Task to complete
Print out every record exactly as it appears.

------------------------------

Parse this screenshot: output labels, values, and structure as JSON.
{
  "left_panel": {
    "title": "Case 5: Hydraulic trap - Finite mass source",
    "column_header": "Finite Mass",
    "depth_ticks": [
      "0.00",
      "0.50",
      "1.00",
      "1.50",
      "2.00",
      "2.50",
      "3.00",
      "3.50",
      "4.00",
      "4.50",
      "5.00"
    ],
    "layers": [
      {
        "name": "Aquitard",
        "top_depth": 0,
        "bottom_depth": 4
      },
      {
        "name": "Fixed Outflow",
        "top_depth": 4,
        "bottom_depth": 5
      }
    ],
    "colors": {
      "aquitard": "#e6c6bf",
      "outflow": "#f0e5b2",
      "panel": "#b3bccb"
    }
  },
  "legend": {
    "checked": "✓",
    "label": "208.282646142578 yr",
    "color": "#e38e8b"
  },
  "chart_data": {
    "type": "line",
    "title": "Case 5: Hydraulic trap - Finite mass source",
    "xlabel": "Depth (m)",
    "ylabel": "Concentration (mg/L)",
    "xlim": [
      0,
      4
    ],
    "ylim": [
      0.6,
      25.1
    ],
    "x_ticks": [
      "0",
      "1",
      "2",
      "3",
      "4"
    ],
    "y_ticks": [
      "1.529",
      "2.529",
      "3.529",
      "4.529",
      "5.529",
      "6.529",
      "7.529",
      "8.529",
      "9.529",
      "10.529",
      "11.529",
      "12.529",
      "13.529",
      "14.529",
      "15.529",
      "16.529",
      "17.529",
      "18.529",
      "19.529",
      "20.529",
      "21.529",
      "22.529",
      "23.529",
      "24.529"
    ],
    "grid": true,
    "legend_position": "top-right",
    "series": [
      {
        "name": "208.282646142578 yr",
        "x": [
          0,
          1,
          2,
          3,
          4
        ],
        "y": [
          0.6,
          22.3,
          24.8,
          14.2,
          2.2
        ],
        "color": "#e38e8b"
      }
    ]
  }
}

------------------------------

Written answer
Parse this screenshot: output labels, values, and structure as JSON.
{
  "left_panel": {
    "title": "Case 5: Hydraulic trap - Finite mass source",
    "column_header": "Finite Mass",
    "depth_ticks": [
      "0.00",
      "0.50",
      "1.00",
      "1.50",
      "2.00",
      "2.50",
      "3.00",
      "3.50",
      "4.00",
      "4.50",
      "5.00"
    ],
    "layers": [
      {
        "name": "Aquitard",
        "top_depth": 0,
        "bottom_depth": 4
      },
      {
        "name": "Fixed Outflow",
        "top_depth": 4,
        "bottom_depth": 5
      }
    ],
    "colors": {
      "aquitard": "#e6c6bf",
      "outflow": "#f0e5b2",
      "panel": "#b3bccb"
    }
  },
  "legend": {
    "checked": "✓",
    "label": "208.282646142578 yr",
    "color": "#e38e8b"
  },
  "chart_data": {
    "type": "line",
    "title": "Case 5: Hydraulic trap - Finite mass source",
    "xlabel": "Depth (m)",
    "ylabel": "Concentration (mg/L)",
    "xlim": [
      0,
      4
    ],
    "ylim": [
      0.6,
      25.1
    ],
    "x_ticks": [
      "0",
      "1",
      "2",
      "3",
      "4"
    ],
    "y_ticks": [
      "1.529",
      "2.529",
      "3.529",
      "4.529",
      "5.529",
      "6.529",
      "7.529",
      "8.529",
      "9.529",
      "10.529",
      "11.529",
      "12.529",
      "13.529",
      "14.529",
      "15.529",
      "16.529",
      "17.529",
      "18.529",
      "19.529",
      "20.529",
      "21.529",
      "22.529",
      "23.529",
      "24.529"
    ],
    "grid": true,
    "legend_position": "top-right",
    "series": [
      {
        "name": "208.282646142578 yr",
        "x": [
          0,
          1,
          2,
          3,
          4
        ],
        "y": [
          0.6,
          22.3,
          24.8,
          14.2,
          2.2
        ],
        "color": "#e38e8b"
      }
    ]
  }
}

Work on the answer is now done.